* Data for the task *
********

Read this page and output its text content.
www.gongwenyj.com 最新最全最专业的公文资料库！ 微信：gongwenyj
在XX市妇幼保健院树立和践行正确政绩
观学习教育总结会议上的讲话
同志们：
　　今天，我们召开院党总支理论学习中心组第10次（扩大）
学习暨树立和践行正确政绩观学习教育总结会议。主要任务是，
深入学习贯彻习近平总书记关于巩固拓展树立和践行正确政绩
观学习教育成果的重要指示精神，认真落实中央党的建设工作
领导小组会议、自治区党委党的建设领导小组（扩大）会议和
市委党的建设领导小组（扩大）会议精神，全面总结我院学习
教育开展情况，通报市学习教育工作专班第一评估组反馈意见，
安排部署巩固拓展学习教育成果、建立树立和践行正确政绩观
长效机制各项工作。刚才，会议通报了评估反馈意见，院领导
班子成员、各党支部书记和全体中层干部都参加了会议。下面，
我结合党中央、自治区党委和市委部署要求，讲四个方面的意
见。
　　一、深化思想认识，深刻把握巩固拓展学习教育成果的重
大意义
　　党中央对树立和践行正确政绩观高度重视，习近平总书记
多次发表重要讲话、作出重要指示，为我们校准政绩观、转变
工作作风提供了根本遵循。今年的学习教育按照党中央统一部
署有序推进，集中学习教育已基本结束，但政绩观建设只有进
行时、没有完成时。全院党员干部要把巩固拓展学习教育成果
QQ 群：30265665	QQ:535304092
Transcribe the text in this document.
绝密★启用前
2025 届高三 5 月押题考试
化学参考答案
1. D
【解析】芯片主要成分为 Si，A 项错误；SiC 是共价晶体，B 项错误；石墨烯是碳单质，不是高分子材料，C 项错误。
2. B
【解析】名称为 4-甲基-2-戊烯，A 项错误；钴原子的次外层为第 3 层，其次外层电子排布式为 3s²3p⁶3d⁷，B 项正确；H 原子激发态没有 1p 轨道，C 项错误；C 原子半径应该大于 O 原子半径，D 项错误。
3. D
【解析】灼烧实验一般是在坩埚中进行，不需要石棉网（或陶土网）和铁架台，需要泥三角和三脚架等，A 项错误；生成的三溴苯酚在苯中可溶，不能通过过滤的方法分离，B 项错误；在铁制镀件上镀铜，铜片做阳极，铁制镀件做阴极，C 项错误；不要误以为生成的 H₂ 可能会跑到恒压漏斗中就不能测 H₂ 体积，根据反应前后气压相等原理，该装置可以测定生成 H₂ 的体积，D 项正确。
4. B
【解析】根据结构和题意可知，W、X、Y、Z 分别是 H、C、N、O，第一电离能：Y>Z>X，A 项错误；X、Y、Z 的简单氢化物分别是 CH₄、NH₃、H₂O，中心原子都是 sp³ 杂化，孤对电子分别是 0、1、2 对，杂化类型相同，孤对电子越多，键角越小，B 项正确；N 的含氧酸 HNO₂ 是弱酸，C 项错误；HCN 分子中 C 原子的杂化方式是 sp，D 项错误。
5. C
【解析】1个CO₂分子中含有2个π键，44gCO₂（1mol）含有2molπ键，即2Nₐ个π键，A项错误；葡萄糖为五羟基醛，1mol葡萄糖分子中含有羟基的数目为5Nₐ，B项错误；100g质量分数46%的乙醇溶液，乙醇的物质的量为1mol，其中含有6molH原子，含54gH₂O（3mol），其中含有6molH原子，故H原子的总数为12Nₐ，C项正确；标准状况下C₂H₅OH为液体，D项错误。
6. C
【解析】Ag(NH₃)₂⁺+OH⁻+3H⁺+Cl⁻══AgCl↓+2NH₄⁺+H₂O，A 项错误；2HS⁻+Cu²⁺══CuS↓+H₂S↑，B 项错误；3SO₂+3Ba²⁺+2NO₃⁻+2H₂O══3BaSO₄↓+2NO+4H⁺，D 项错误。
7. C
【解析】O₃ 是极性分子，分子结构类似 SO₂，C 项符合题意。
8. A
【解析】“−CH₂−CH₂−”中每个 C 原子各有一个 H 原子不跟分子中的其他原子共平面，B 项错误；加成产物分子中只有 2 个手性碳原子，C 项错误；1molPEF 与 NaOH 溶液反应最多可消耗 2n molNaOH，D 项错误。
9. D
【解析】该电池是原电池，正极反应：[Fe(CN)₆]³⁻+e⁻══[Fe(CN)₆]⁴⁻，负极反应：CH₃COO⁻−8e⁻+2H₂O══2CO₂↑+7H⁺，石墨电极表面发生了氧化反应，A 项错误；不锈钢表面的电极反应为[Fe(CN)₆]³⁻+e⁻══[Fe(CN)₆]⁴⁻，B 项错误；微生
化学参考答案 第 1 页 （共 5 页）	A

********

* The problem *
Gather all lines where the word "text" appears.

* Right answer *
Read this page and output its text content.
Transcribe the text in this document.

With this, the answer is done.